* _Dataset records_:
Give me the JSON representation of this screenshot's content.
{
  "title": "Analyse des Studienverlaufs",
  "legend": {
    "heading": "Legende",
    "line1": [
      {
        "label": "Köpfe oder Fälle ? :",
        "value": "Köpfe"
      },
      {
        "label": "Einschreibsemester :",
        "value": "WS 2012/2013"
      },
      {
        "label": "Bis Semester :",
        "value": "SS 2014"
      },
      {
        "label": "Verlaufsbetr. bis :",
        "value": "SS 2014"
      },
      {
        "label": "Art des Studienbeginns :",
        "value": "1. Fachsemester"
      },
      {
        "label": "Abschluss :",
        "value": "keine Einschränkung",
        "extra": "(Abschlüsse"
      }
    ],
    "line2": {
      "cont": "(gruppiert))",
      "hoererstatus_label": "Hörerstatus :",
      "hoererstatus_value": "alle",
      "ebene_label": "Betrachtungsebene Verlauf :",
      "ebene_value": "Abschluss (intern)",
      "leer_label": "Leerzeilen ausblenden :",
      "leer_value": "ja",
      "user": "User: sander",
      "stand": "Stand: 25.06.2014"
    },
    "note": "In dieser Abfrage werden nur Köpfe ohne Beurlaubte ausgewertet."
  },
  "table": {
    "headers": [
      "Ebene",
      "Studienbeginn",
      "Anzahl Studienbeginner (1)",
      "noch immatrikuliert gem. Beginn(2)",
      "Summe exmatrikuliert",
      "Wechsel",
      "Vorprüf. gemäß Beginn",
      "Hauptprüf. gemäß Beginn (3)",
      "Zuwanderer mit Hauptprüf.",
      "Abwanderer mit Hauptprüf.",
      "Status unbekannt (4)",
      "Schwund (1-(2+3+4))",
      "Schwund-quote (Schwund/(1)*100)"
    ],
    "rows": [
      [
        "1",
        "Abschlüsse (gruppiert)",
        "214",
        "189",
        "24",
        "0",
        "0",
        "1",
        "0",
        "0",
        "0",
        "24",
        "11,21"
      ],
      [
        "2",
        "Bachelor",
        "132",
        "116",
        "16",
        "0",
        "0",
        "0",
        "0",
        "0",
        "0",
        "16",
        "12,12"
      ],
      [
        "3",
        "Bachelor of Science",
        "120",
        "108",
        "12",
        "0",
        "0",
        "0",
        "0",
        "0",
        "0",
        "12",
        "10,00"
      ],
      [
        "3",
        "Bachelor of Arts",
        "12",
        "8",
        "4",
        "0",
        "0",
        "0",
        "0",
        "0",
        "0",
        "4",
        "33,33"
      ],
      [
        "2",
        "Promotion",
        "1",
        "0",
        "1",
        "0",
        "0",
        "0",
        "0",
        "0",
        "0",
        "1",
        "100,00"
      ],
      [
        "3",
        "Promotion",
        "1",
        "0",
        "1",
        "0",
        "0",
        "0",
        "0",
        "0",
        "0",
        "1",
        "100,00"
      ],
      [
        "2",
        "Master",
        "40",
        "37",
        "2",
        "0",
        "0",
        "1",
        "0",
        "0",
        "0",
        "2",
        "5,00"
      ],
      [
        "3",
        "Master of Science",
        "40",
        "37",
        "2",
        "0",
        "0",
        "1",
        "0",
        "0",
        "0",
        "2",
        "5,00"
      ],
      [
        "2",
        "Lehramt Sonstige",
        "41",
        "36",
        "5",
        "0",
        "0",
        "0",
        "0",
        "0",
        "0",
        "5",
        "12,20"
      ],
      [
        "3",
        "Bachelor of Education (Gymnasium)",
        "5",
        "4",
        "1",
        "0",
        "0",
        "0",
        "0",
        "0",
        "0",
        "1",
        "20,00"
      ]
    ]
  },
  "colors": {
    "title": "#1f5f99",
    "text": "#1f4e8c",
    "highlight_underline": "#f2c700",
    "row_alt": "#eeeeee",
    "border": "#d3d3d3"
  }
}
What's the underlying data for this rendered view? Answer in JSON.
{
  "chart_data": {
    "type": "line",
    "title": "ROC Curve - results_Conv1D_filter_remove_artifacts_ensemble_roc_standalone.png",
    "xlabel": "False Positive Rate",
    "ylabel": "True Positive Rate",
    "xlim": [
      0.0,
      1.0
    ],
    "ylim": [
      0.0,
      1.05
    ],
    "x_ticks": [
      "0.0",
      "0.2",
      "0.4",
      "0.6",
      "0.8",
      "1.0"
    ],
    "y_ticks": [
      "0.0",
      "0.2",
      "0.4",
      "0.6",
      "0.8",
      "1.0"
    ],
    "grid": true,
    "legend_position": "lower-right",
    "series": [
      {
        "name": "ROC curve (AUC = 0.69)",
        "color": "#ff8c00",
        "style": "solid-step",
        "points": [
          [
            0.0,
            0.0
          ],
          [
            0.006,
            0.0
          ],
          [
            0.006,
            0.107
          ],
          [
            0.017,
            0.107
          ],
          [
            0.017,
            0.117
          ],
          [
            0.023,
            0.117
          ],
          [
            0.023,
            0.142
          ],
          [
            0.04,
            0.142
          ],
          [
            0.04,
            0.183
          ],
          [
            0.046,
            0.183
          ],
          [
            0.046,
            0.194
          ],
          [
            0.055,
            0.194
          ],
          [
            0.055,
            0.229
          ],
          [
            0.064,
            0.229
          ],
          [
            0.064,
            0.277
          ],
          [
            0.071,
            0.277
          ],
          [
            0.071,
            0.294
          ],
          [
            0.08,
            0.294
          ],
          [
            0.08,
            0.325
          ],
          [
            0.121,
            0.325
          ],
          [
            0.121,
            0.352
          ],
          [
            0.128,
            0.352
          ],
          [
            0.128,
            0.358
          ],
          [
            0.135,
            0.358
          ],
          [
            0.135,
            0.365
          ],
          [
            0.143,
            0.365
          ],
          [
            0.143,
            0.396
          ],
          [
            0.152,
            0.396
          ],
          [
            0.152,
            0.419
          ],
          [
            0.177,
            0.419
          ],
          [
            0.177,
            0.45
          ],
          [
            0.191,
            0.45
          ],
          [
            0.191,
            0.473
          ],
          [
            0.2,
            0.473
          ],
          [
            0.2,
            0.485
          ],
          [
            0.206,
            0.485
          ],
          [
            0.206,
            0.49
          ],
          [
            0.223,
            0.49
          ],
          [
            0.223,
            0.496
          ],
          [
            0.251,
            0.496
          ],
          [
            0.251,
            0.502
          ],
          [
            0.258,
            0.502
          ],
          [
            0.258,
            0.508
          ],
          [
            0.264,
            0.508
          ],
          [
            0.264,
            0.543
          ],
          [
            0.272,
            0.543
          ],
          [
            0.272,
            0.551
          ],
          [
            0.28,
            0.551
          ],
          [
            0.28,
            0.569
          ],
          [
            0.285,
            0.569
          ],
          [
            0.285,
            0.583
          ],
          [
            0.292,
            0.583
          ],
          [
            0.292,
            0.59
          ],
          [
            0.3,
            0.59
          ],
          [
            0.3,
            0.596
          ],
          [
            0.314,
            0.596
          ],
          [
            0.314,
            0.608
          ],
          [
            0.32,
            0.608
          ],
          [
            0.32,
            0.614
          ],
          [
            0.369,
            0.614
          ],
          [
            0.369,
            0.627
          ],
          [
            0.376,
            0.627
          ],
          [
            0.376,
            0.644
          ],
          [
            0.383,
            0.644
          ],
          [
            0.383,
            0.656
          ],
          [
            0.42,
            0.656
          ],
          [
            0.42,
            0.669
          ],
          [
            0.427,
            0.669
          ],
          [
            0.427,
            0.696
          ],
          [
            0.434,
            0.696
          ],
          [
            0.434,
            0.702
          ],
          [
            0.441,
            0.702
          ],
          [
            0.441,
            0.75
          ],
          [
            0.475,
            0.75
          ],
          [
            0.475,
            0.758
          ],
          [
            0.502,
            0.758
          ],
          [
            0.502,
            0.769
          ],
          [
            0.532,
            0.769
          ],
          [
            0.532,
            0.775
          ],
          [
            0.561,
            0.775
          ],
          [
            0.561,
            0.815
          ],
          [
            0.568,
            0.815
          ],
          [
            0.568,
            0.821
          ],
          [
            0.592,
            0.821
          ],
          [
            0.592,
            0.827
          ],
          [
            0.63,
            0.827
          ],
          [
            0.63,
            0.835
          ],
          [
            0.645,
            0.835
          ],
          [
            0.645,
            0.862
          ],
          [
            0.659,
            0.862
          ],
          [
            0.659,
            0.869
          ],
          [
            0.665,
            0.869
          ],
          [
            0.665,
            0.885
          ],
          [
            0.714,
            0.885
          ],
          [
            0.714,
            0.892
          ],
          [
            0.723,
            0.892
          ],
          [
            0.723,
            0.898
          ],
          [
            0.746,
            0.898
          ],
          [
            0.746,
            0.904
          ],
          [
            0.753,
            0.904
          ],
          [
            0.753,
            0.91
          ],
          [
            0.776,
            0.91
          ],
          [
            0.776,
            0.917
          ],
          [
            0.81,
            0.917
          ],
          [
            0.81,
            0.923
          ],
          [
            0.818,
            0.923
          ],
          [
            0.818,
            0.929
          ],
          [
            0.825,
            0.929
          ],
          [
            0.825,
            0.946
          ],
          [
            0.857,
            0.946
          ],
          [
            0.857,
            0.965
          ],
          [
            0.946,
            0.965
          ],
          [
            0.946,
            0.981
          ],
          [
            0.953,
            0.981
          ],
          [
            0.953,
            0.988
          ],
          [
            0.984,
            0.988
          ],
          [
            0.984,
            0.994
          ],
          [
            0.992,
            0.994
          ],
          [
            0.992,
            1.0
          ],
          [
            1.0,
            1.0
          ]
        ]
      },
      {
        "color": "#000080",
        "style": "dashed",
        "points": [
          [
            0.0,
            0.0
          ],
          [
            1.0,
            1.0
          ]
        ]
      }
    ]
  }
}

* _Work instructions_:
Copy every line of the records above that contains "Science".

* _Complete output_:
        "Bachelor of Science",
        "Master of Science",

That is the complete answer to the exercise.